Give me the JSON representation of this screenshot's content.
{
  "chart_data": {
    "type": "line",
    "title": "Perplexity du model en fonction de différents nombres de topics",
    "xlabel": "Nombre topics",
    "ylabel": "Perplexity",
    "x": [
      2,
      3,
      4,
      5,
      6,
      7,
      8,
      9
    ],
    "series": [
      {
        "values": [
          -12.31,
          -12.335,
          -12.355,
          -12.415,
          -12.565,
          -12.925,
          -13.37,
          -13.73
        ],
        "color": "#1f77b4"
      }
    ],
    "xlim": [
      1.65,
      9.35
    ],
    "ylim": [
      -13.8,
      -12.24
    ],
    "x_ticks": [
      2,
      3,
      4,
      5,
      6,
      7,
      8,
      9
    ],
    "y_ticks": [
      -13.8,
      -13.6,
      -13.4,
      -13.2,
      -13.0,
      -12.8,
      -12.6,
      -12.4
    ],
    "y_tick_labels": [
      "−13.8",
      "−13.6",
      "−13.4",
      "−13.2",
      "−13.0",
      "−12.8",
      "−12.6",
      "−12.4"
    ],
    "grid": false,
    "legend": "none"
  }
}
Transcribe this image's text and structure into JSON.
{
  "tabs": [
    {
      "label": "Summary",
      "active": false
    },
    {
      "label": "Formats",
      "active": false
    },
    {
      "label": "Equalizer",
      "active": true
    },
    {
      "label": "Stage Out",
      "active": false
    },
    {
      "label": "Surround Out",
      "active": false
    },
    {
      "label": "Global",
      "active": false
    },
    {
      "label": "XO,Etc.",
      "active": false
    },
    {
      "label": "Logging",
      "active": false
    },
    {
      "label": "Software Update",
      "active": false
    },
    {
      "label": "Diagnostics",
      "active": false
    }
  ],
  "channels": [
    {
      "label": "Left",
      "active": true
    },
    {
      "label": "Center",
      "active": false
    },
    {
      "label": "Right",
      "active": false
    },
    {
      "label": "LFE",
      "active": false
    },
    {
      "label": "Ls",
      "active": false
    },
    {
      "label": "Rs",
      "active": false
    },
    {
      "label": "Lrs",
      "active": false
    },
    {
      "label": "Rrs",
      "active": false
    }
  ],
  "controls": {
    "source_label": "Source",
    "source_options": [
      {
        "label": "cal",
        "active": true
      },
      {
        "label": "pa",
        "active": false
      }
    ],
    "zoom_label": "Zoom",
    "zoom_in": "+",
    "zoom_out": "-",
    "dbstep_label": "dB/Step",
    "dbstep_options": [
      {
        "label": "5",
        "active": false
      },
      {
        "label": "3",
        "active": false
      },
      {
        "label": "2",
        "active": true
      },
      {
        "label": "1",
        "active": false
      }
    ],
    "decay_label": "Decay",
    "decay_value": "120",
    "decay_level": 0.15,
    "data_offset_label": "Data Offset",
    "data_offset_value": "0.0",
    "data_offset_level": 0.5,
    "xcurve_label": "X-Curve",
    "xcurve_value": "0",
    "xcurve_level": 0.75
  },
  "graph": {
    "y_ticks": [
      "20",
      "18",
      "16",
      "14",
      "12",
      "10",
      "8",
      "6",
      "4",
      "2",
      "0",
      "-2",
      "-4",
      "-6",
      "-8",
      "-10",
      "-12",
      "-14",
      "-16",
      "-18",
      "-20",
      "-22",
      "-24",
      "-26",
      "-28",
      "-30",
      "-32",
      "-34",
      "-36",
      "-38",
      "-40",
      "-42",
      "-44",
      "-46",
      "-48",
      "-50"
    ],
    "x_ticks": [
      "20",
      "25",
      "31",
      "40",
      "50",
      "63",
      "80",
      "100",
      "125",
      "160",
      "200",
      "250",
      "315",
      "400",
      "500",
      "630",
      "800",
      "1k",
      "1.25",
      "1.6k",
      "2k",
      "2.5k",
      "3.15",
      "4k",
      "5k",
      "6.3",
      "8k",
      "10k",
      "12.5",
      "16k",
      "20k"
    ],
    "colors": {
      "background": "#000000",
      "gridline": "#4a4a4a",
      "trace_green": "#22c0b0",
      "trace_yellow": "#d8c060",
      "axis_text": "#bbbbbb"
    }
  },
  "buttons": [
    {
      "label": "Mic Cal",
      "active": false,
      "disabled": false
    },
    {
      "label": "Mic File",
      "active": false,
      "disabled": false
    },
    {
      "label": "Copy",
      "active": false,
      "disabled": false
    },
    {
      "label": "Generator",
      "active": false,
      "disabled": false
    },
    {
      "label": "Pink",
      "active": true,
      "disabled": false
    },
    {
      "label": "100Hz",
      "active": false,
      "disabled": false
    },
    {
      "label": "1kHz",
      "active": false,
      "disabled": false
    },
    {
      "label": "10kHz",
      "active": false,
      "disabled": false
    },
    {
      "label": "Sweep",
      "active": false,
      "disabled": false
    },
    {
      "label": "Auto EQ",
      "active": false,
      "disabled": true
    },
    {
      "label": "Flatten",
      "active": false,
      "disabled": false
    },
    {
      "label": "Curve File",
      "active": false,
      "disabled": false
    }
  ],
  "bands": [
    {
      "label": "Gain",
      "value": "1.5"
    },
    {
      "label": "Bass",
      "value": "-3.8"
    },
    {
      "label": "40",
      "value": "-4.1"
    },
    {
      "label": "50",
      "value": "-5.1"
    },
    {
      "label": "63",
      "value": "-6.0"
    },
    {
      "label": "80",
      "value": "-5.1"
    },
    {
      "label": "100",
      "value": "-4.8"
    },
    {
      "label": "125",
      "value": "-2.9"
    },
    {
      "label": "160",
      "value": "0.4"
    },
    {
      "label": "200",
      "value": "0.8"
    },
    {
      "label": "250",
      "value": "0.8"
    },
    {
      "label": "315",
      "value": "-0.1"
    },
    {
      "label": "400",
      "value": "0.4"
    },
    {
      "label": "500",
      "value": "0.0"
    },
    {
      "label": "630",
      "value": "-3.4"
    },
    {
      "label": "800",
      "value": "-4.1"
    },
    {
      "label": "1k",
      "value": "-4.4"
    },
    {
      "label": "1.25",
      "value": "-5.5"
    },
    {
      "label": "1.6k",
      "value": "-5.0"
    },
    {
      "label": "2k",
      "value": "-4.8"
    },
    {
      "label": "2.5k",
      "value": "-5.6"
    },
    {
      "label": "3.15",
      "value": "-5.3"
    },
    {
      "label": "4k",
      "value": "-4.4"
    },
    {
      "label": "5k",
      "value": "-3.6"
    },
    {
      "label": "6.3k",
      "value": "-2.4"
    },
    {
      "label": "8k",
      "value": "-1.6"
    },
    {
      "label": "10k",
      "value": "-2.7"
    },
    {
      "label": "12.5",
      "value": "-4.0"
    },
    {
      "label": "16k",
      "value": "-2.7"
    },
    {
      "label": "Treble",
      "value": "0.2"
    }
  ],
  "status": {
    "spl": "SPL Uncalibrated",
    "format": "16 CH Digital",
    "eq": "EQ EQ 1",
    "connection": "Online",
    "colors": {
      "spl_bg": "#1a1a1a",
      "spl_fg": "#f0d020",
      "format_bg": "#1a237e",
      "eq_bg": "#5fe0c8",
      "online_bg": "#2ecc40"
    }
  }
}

Task prompt:
Which lines contain the word "Perplexity"? Copy each of them.

Worked answer:
    "title": "Perplexity du model en fonction de différents nombres de topics",
    "ylabel": "Perplexity",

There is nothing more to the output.